### Set task:
Every line with the string "sich" should be gathered.

### Data listing:

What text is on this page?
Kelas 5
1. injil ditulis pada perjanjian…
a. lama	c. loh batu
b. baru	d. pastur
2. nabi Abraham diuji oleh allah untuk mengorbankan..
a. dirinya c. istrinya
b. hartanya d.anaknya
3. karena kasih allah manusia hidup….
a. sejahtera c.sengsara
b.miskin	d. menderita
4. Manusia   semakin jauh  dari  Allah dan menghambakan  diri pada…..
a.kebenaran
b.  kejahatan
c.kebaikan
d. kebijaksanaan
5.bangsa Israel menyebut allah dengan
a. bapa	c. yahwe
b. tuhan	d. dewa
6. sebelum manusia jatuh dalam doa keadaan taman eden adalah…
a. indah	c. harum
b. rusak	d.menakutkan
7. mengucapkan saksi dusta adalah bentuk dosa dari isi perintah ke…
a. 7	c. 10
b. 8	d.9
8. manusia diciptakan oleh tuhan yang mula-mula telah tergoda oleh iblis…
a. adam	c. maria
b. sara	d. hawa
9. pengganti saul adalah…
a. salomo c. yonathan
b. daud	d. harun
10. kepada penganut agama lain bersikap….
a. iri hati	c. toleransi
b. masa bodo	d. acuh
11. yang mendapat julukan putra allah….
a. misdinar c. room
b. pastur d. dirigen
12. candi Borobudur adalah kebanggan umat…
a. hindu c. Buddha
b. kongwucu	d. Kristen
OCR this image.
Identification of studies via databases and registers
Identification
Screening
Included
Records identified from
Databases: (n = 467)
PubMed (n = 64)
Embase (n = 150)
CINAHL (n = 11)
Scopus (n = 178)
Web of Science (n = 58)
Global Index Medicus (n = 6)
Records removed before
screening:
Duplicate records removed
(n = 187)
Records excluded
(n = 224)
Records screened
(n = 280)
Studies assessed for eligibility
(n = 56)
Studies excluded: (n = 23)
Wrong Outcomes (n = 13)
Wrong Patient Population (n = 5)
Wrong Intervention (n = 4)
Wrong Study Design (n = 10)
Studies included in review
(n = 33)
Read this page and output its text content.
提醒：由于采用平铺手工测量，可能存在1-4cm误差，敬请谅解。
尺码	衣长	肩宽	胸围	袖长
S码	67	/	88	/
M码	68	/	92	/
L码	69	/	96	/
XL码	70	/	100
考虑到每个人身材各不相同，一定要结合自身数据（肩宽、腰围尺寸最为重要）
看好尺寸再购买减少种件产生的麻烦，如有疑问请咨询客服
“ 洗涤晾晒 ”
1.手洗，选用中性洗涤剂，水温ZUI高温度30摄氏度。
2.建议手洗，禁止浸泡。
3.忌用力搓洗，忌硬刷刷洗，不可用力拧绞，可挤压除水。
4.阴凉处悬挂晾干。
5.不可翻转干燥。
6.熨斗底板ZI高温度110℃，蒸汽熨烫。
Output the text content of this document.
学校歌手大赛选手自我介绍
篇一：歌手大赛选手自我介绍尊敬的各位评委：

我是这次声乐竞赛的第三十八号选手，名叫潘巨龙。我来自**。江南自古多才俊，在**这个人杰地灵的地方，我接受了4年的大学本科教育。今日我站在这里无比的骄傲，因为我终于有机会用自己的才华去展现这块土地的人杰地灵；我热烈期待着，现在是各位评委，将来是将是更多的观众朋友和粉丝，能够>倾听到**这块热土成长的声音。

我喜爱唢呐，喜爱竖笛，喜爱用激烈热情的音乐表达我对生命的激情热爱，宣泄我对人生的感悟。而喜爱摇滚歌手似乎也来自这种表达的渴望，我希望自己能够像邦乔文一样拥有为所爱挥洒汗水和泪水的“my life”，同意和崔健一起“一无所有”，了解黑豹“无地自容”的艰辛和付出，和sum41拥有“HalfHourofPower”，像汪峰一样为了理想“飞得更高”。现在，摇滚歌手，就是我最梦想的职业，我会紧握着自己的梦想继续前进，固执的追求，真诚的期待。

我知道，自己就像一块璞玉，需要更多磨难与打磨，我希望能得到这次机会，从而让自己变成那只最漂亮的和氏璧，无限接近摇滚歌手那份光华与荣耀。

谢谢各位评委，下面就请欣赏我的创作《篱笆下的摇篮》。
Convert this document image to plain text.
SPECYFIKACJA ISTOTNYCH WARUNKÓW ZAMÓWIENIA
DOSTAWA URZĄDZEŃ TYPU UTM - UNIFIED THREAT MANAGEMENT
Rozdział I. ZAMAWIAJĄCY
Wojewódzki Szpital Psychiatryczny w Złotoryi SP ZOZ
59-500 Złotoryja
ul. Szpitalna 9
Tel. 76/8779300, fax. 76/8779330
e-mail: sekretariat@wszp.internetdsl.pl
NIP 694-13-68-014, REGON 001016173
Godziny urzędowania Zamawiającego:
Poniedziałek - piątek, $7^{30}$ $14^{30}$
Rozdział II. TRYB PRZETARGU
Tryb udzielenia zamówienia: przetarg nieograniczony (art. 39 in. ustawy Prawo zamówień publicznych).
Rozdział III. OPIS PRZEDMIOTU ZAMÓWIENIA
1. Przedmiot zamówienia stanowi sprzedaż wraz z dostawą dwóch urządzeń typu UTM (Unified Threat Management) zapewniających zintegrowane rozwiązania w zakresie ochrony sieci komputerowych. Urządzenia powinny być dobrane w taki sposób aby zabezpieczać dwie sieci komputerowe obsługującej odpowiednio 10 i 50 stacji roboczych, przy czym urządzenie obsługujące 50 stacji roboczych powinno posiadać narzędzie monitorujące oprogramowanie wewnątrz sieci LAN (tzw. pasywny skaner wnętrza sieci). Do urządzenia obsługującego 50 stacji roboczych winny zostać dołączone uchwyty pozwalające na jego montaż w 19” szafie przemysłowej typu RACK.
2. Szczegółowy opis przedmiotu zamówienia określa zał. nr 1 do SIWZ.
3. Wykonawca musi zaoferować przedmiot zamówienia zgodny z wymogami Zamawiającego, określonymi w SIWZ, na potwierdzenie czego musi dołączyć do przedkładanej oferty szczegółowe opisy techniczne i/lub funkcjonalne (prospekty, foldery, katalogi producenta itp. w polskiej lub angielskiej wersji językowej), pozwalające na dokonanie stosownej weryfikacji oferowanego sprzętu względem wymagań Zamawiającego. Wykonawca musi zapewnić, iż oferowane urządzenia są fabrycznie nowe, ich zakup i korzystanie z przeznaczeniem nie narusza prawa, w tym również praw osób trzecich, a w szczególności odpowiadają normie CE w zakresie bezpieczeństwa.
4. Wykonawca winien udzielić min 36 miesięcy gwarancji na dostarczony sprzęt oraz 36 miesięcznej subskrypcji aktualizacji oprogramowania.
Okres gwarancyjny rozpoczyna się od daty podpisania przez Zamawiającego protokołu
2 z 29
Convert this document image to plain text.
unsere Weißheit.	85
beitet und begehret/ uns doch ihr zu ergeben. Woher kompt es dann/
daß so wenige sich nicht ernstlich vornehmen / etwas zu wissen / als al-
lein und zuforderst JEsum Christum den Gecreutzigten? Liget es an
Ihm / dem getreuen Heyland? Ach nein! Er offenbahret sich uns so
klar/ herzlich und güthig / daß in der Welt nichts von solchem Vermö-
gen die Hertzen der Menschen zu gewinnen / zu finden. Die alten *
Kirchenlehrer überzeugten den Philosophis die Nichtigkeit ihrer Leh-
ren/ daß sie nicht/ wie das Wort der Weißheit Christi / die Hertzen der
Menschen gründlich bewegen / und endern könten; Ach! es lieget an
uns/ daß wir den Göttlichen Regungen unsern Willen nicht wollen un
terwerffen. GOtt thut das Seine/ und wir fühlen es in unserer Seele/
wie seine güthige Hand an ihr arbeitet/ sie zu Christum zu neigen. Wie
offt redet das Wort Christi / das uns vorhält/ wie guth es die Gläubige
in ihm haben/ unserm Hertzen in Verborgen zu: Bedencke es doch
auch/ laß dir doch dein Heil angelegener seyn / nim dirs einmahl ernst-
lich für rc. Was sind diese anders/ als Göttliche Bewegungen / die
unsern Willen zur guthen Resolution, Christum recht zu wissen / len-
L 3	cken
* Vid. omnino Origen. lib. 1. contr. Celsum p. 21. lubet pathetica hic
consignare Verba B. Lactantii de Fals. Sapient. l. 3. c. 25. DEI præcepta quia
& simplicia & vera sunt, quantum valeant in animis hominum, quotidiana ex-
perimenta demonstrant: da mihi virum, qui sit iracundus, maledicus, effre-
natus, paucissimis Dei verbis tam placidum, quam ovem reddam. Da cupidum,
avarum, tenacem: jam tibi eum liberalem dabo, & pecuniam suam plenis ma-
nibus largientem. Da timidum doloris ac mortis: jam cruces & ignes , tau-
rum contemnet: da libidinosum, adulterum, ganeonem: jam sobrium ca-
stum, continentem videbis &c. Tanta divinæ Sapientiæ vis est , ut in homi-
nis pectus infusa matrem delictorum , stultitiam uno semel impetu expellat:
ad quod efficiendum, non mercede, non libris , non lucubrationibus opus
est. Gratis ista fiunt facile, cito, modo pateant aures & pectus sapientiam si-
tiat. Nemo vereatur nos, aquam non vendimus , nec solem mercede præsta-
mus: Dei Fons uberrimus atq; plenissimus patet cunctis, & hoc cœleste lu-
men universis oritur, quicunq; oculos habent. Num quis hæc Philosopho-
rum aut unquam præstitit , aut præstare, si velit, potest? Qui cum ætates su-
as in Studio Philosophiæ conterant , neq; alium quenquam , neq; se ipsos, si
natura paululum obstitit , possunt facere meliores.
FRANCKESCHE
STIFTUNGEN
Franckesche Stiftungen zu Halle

### Task response:
daß so wenige sich nicht ernstlich vornehmen / etwas zu wissen / als al-
Ihm / dem getreuen Heyland? Ach nein! Er offenbahret sich uns so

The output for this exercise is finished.